-- begin TASK INPUTS --

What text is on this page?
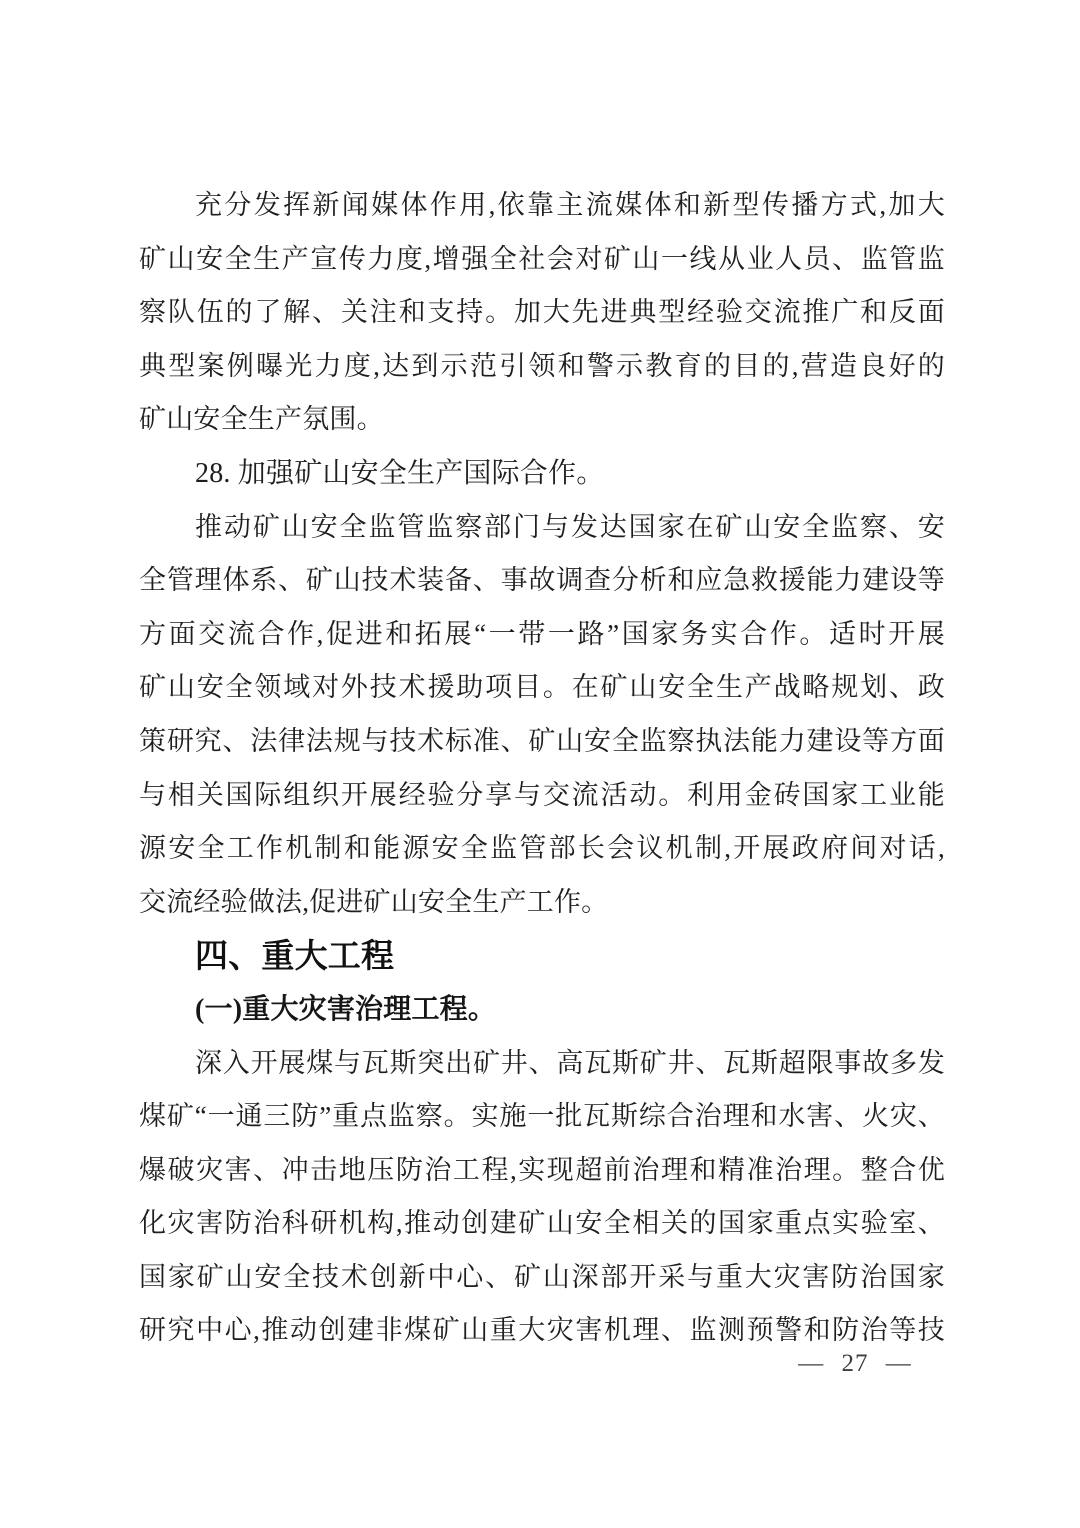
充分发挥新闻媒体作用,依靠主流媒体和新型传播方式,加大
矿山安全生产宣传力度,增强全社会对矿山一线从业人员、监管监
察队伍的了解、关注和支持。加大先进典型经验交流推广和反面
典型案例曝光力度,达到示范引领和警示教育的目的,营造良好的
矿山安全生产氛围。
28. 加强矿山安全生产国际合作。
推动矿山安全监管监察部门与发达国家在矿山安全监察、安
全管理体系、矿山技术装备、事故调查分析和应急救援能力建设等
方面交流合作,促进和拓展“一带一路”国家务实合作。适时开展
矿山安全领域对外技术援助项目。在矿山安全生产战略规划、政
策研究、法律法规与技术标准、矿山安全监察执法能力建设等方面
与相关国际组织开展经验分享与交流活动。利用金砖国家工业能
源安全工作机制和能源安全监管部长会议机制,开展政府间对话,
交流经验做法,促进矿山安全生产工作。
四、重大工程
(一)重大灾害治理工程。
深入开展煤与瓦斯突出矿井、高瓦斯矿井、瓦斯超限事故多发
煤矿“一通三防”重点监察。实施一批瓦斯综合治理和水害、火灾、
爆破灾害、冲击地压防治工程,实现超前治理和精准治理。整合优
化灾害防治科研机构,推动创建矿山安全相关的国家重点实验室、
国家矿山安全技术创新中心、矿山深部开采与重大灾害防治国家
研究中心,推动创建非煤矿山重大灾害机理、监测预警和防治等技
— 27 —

-- end TASK INPUTS --

** WHAT IS ASKED **
Write the lines above out again exactly, without any of their pictures.

** SOLUTION FOR THIS TASK **
What text is on this page?
充分发挥新闻媒体作用,依靠主流媒体和新型传播方式,加大
矿山安全生产宣传力度,增强全社会对矿山一线从业人员、监管监
察队伍的了解、关注和支持。加大先进典型经验交流推广和反面
典型案例曝光力度,达到示范引领和警示教育的目的,营造良好的
矿山安全生产氛围。
28. 加强矿山安全生产国际合作。
推动矿山安全监管监察部门与发达国家在矿山安全监察、安
全管理体系、矿山技术装备、事故调查分析和应急救援能力建设等
方面交流合作,促进和拓展“一带一路”国家务实合作。适时开展
矿山安全领域对外技术援助项目。在矿山安全生产战略规划、政
策研究、法律法规与技术标准、矿山安全监察执法能力建设等方面
与相关国际组织开展经验分享与交流活动。利用金砖国家工业能
源安全工作机制和能源安全监管部长会议机制,开展政府间对话,
交流经验做法,促进矿山安全生产工作。
四、重大工程
(一)重大灾害治理工程。
深入开展煤与瓦斯突出矿井、高瓦斯矿井、瓦斯超限事故多发
煤矿“一通三防”重点监察。实施一批瓦斯综合治理和水害、火灾、
爆破灾害、冲击地压防治工程,实现超前治理和精准治理。整合优
化灾害防治科研机构,推动创建矿山安全相关的国家重点实验室、
国家矿山安全技术创新中心、矿山深部开采与重大灾害防治国家
研究中心,推动创建非煤矿山重大灾害机理、监测预警和防治等技
— 27 —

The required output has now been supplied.